----- Supplied records

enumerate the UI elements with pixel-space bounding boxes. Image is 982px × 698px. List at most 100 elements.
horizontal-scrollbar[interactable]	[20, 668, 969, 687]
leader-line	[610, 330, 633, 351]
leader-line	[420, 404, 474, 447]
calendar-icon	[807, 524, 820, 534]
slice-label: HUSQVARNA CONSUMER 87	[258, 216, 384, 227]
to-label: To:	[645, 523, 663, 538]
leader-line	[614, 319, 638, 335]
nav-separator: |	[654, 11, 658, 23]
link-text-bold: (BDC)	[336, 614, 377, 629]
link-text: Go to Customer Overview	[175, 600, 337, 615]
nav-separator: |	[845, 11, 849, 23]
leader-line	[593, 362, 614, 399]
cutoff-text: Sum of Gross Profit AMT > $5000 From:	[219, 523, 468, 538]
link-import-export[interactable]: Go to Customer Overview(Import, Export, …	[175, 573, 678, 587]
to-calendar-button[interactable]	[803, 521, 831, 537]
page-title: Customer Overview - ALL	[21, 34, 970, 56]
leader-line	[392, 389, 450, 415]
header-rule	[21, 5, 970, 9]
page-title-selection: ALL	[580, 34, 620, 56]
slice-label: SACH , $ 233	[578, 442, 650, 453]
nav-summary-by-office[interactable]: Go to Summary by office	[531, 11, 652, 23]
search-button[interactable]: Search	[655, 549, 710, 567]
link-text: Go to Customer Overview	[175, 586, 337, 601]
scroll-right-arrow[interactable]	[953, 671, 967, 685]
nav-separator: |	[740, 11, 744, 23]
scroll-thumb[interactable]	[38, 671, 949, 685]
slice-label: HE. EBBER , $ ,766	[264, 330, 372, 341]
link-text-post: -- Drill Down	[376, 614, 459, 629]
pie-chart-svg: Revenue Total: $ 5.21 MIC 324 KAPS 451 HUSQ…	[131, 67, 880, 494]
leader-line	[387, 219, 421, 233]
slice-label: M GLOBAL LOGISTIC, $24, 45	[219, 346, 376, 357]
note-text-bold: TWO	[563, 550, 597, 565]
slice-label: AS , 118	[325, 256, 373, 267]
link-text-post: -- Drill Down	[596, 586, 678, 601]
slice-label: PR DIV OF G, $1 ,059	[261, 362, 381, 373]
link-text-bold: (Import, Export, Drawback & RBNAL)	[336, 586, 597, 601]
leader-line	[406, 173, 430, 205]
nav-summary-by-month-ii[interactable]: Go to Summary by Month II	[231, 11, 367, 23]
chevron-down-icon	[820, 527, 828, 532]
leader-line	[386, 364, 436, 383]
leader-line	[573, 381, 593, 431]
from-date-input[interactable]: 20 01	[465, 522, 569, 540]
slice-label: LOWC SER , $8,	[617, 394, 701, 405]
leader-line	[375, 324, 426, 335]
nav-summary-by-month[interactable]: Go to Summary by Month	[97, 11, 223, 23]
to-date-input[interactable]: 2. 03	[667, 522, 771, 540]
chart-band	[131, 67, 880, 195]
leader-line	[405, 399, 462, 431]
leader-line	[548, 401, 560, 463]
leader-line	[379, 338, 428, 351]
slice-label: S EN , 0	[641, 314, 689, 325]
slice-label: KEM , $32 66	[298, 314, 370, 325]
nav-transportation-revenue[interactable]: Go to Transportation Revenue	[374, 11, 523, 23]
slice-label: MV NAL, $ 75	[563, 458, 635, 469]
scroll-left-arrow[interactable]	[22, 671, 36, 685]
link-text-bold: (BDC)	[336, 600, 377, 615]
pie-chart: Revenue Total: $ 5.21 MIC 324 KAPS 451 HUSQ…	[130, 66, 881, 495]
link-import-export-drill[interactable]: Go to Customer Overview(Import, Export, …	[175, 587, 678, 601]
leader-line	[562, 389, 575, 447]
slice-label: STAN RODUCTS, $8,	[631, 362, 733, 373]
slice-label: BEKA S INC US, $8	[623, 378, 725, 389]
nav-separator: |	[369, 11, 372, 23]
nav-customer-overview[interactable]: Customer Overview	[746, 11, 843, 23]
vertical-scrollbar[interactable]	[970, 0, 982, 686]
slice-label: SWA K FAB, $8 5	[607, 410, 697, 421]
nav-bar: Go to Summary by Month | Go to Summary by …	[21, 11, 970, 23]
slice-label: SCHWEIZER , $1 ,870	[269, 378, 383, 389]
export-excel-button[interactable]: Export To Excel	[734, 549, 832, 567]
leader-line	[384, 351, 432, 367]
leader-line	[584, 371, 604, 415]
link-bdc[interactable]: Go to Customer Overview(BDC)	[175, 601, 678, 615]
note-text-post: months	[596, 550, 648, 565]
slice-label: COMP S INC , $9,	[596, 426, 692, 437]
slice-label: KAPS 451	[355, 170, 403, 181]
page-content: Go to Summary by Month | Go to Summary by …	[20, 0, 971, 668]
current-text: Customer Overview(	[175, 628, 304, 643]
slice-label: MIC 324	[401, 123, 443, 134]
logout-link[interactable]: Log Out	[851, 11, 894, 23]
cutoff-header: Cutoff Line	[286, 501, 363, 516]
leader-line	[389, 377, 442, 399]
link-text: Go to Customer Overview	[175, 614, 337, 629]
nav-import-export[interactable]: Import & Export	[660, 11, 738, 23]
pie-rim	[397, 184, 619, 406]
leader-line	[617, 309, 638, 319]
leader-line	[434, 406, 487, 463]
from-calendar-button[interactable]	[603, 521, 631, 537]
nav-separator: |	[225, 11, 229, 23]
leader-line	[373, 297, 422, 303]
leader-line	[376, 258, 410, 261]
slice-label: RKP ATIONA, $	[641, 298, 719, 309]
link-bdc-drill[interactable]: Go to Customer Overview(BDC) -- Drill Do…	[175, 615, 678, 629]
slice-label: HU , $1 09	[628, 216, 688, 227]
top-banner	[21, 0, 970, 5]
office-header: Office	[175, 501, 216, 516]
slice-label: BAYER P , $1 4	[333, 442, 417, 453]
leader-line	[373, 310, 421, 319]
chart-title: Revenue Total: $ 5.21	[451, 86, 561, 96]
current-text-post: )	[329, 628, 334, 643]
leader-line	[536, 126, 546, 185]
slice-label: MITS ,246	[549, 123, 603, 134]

----------

Problem requirements: Rewrite the entries with every "leader-line" changed to "callout-line" and nothing else altered.

Finished answer:
enumerate the UI elements with pixel-space bounding boxes. Image is 982px × 698px. List at most 100 elements.
horizontal-scrollbar[interactable]	[20, 668, 969, 687]
callout-line	[610, 330, 633, 351]
callout-line	[420, 404, 474, 447]
calendar-icon	[807, 524, 820, 534]
slice-label: HUSQVARNA CONSUMER 87	[258, 216, 384, 227]
to-label: To:	[645, 523, 663, 538]
callout-line	[614, 319, 638, 335]
nav-separator: |	[654, 11, 658, 23]
link-text-bold: (BDC)	[336, 614, 377, 629]
link-text: Go to Customer Overview	[175, 600, 337, 615]
nav-separator: |	[845, 11, 849, 23]
callout-line	[593, 362, 614, 399]
cutoff-text: Sum of Gross Profit AMT > $5000 From:	[219, 523, 468, 538]
link-import-export[interactable]: Go to Customer Overview(Import, Export, …	[175, 573, 678, 587]
to-calendar-button[interactable]	[803, 521, 831, 537]
page-title: Customer Overview - ALL	[21, 34, 970, 56]
callout-line	[392, 389, 450, 415]
header-rule	[21, 5, 970, 9]
page-title-selection: ALL	[580, 34, 620, 56]
slice-label: SACH , $ 233	[578, 442, 650, 453]
nav-summary-by-office[interactable]: Go to Summary by office	[531, 11, 652, 23]
search-button[interactable]: Search	[655, 549, 710, 567]
link-text: Go to Customer Overview	[175, 586, 337, 601]
scroll-right-arrow[interactable]	[953, 671, 967, 685]
nav-separator: |	[740, 11, 744, 23]
scroll-thumb[interactable]	[38, 671, 949, 685]
slice-label: HE. EBBER , $ ,766	[264, 330, 372, 341]
link-text-post: -- Drill Down	[376, 614, 459, 629]
pie-chart-svg: Revenue Total: $ 5.21 MIC 324 KAPS 451 HUSQ…	[131, 67, 880, 494]
callout-line	[387, 219, 421, 233]
slice-label: M GLOBAL LOGISTIC, $24, 45	[219, 346, 376, 357]
note-text-bold: TWO	[563, 550, 597, 565]
slice-label: AS , 118	[325, 256, 373, 267]
link-text-post: -- Drill Down	[596, 586, 678, 601]
slice-label: PR DIV OF G, $1 ,059	[261, 362, 381, 373]
link-text-bold: (Import, Export, Drawback & RBNAL)	[336, 586, 597, 601]
callout-line	[406, 173, 430, 205]
nav-summary-by-month-ii[interactable]: Go to Summary by Month II	[231, 11, 367, 23]
chevron-down-icon	[820, 527, 828, 532]
callout-line	[386, 364, 436, 383]
callout-line	[573, 381, 593, 431]
from-date-input[interactable]: 20 01	[465, 522, 569, 540]
slice-label: LOWC SER , $8,	[617, 394, 701, 405]
callout-line	[375, 324, 426, 335]
nav-summary-by-month[interactable]: Go to Summary by Month	[97, 11, 223, 23]
to-date-input[interactable]: 2. 03	[667, 522, 771, 540]
chart-band	[131, 67, 880, 195]
callout-line	[405, 399, 462, 431]
callout-line	[548, 401, 560, 463]
callout-line	[379, 338, 428, 351]
slice-label: S EN , 0	[641, 314, 689, 325]
slice-label: KEM , $32 66	[298, 314, 370, 325]
nav-transportation-revenue[interactable]: Go to Transportation Revenue	[374, 11, 523, 23]
slice-label: MV NAL, $ 75	[563, 458, 635, 469]
scroll-left-arrow[interactable]	[22, 671, 36, 685]
link-text-bold: (BDC)	[336, 600, 377, 615]
pie-chart: Revenue Total: $ 5.21 MIC 324 KAPS 451 HUSQ…	[130, 66, 881, 495]
link-import-export-drill[interactable]: Go to Customer Overview(Import, Export, …	[175, 587, 678, 601]
callout-line	[562, 389, 575, 447]
slice-label: STAN RODUCTS, $8,	[631, 362, 733, 373]
slice-label: BEKA S INC US, $8	[623, 378, 725, 389]
nav-separator: |	[369, 11, 372, 23]
nav-customer-overview[interactable]: Customer Overview	[746, 11, 843, 23]
vertical-scrollbar[interactable]	[970, 0, 982, 686]
slice-label: SWA K FAB, $8 5	[607, 410, 697, 421]
nav-bar: Go to Summary by Month | Go to Summary by …	[21, 11, 970, 23]
slice-label: SCHWEIZER , $1 ,870	[269, 378, 383, 389]
export-excel-button[interactable]: Export To Excel	[734, 549, 832, 567]
callout-line	[384, 351, 432, 367]
callout-line	[584, 371, 604, 415]
link-bdc[interactable]: Go to Customer Overview(BDC)	[175, 601, 678, 615]
note-text-post: months	[596, 550, 648, 565]
slice-label: COMP S INC , $9,	[596, 426, 692, 437]
slice-label: KAPS 451	[355, 170, 403, 181]
page-content: Go to Summary by Month | Go to Summary by …	[20, 0, 971, 668]
current-text: Customer Overview(	[175, 628, 304, 643]
slice-label: MIC 324	[401, 123, 443, 134]
logout-link[interactable]: Log Out	[851, 11, 894, 23]
cutoff-header: Cutoff Line	[286, 501, 363, 516]
callout-line	[389, 377, 442, 399]
link-text: Go to Customer Overview	[175, 614, 337, 629]
nav-import-export[interactable]: Import & Export	[660, 11, 738, 23]
pie-rim	[397, 184, 619, 406]
callout-line	[617, 309, 638, 319]
callout-line	[434, 406, 487, 463]
from-calendar-button[interactable]	[603, 521, 631, 537]
nav-separator: |	[225, 11, 229, 23]
callout-line	[373, 297, 422, 303]
callout-line	[376, 258, 410, 261]
slice-label: RKP ATIONA, $	[641, 298, 719, 309]
link-bdc-drill[interactable]: Go to Customer Overview(BDC) -- Drill Do…	[175, 615, 678, 629]
slice-label: HU , $1 09	[628, 216, 688, 227]
top-banner	[21, 0, 970, 5]
office-header: Office	[175, 501, 216, 516]
slice-label: BAYER P , $1 4	[333, 442, 417, 453]
callout-line	[373, 310, 421, 319]
chart-title: Revenue Total: $ 5.21	[451, 86, 561, 96]
current-text-post: )	[329, 628, 334, 643]
callout-line	[536, 126, 546, 185]
slice-label: MITS ,246	[549, 123, 603, 134]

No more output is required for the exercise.